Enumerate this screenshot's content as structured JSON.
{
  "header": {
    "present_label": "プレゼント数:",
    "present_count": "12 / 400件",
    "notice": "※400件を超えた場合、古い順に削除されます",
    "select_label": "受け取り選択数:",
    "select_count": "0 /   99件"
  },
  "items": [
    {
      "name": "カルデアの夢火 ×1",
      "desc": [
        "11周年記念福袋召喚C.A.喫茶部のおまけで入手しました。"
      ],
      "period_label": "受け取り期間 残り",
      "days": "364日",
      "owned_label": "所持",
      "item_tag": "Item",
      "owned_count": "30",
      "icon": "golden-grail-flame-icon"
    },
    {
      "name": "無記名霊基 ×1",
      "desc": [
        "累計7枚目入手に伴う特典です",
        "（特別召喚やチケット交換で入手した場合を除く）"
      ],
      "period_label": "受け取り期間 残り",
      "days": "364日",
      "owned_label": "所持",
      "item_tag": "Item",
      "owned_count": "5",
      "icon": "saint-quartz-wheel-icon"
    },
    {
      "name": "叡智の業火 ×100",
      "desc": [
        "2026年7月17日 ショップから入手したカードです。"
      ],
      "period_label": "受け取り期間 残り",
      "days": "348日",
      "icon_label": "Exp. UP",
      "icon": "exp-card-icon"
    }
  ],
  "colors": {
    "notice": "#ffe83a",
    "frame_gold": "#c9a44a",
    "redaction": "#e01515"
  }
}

#### To do:
Retype all of the entries precisely as they are.

#### Task answer:
Enumerate this screenshot's content as structured JSON.
{
  "header": {
    "present_label": "プレゼント数:",
    "present_count": "12 / 400件",
    "notice": "※400件を超えた場合、古い順に削除されます",
    "select_label": "受け取り選択数:",
    "select_count": "0 /   99件"
  },
  "items": [
    {
      "name": "カルデアの夢火 ×1",
      "desc": [
        "11周年記念福袋召喚C.A.喫茶部のおまけで入手しました。"
      ],
      "period_label": "受け取り期間 残り",
      "days": "364日",
      "owned_label": "所持",
      "item_tag": "Item",
      "owned_count": "30",
      "icon": "golden-grail-flame-icon"
    },
    {
      "name": "無記名霊基 ×1",
      "desc": [
        "累計7枚目入手に伴う特典です",
        "（特別召喚やチケット交換で入手した場合を除く）"
      ],
      "period_label": "受け取り期間 残り",
      "days": "364日",
      "owned_label": "所持",
      "item_tag": "Item",
      "owned_count": "5",
      "icon": "saint-quartz-wheel-icon"
    },
    {
      "name": "叡智の業火 ×100",
      "desc": [
        "2026年7月17日 ショップから入手したカードです。"
      ],
      "period_label": "受け取り期間 残り",
      "days": "348日",
      "icon_label": "Exp. UP",
      "icon": "exp-card-icon"
    }
  ],
  "colors": {
    "notice": "#ffe83a",
    "frame_gold": "#c9a44a",
    "redaction": "#e01515"
  }
}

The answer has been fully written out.